#### What is expected:
Select from the data all lines with the word "JSON".
##### Recorded information #####
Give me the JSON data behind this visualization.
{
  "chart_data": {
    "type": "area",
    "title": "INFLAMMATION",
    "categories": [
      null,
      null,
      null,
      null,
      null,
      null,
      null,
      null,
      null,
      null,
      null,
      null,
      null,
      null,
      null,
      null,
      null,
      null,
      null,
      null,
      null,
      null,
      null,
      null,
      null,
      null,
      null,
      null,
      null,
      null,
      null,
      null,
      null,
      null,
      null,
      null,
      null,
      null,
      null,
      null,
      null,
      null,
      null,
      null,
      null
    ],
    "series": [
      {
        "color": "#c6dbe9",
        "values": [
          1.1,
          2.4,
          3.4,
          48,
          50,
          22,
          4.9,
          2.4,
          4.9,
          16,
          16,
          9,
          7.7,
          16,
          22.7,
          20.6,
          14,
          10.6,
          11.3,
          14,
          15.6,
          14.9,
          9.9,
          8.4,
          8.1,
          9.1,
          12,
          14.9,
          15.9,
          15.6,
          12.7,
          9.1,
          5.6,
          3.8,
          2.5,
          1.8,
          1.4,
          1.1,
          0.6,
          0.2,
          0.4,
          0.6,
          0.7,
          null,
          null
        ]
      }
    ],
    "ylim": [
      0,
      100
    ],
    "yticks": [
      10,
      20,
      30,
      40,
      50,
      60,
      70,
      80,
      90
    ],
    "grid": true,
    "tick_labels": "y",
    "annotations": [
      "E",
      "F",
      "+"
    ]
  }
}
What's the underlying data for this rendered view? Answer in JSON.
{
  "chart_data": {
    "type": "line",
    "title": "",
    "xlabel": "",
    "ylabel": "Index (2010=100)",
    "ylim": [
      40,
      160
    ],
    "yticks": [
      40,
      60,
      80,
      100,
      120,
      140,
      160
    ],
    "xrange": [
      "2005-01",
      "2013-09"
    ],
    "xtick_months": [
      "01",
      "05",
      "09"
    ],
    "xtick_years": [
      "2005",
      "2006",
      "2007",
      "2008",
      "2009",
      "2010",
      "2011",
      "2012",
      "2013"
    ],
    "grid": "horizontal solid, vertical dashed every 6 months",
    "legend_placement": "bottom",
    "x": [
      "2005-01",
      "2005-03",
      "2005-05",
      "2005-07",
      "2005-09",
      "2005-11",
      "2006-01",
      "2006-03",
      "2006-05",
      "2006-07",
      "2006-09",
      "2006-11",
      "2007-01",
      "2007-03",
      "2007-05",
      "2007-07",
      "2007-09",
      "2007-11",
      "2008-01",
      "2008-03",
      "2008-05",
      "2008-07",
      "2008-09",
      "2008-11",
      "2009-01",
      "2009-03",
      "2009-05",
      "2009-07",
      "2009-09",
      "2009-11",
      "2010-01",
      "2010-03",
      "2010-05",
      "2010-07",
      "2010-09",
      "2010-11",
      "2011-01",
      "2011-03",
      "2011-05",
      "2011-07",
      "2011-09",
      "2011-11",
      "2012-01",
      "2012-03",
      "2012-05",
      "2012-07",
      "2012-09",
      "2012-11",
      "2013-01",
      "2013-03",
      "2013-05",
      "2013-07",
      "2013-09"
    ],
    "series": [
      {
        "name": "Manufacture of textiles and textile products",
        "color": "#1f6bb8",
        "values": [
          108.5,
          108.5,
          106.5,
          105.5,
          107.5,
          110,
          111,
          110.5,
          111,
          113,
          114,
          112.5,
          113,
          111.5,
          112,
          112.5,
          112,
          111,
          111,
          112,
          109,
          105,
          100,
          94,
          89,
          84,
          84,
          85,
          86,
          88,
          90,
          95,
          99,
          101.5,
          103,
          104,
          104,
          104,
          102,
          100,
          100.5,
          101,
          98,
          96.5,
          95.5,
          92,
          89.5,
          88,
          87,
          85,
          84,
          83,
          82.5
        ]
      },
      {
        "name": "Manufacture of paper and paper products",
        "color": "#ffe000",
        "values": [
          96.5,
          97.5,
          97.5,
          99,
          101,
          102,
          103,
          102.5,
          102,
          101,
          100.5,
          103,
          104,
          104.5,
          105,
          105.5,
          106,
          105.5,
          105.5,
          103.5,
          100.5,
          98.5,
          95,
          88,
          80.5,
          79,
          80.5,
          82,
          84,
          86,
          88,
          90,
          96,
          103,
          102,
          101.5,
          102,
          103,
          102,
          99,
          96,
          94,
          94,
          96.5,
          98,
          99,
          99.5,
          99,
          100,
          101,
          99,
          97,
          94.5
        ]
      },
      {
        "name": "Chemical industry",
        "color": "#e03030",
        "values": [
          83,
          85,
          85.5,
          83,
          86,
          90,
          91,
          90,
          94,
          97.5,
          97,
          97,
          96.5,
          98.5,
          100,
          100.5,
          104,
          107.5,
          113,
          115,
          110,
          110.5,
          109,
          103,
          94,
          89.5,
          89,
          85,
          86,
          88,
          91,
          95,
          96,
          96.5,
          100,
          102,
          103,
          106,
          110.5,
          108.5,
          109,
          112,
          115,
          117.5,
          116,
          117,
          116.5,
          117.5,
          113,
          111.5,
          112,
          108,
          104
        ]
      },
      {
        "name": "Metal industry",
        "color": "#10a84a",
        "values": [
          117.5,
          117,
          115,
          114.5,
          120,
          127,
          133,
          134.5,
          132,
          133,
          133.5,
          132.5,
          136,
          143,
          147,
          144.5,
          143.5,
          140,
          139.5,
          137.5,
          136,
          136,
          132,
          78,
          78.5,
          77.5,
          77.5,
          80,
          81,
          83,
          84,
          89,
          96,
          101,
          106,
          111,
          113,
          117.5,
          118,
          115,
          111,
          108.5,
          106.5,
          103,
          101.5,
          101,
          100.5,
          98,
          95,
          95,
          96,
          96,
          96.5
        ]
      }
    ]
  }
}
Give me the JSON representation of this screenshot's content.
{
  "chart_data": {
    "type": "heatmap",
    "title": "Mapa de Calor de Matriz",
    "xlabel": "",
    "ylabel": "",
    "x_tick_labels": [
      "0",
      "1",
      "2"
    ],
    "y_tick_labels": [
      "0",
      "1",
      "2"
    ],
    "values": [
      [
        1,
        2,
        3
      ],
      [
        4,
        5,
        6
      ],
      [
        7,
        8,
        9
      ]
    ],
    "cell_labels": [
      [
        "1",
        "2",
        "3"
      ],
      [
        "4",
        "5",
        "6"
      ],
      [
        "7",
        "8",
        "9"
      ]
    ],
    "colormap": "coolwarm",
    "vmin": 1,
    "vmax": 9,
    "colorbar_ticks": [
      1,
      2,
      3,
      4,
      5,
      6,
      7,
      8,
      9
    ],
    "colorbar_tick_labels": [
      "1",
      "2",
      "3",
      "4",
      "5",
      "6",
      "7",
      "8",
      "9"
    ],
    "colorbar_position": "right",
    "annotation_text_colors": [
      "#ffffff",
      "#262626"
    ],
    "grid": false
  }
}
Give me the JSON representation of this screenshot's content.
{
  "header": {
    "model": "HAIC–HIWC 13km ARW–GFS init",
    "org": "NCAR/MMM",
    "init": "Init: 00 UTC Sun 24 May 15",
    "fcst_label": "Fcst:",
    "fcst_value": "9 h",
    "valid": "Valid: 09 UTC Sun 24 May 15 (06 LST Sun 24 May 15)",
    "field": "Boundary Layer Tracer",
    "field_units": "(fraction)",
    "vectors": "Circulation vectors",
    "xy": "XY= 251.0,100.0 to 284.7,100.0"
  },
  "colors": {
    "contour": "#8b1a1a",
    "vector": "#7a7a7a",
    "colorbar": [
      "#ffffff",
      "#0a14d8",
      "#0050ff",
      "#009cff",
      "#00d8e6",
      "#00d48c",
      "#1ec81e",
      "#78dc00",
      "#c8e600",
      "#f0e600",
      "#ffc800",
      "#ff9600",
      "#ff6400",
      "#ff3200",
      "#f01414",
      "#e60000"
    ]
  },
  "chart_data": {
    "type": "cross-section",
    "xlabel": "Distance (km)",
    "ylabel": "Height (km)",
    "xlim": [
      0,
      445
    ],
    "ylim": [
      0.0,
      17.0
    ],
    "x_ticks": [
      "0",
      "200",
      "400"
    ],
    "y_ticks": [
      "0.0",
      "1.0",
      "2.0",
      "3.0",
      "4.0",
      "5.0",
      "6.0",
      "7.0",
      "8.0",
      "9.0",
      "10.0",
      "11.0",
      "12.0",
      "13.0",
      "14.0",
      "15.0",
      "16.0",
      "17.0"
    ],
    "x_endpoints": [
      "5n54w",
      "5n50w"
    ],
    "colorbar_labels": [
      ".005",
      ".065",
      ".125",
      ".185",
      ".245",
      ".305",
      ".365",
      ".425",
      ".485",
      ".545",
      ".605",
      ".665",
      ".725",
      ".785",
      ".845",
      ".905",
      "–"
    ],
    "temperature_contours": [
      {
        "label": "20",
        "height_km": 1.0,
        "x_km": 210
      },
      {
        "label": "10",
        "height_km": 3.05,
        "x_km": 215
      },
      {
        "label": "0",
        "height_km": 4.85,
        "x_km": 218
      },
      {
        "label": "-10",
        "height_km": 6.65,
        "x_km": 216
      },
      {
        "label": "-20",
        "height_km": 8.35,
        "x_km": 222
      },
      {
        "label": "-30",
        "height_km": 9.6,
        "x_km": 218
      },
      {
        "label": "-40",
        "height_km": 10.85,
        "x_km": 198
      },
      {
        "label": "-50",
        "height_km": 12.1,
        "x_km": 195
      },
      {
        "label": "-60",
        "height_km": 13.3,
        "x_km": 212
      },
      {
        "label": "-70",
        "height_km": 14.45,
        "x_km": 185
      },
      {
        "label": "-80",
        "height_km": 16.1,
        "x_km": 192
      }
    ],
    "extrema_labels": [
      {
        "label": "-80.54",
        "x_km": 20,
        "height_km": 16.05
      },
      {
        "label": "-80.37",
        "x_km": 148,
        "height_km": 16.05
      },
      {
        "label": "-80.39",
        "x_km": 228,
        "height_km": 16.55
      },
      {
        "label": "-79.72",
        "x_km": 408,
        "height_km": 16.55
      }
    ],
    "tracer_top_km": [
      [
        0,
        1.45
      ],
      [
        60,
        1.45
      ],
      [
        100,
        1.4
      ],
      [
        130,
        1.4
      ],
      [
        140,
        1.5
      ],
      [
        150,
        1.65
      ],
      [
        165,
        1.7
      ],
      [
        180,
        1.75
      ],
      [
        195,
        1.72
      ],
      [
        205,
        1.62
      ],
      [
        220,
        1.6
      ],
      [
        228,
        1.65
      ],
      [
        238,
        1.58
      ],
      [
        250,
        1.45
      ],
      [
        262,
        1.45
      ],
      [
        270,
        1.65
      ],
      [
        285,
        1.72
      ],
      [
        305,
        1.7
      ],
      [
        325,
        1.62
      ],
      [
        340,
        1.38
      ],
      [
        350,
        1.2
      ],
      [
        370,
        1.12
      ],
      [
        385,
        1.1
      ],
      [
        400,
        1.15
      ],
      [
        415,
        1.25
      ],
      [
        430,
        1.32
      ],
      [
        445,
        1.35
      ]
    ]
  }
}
#####
#### Complete answer:
Give me the JSON data behind this visualization.
What's the underlying data for this rendered view? Answer in JSON.
Give me the JSON representation of this screenshot's content.
Give me the JSON representation of this screenshot's content.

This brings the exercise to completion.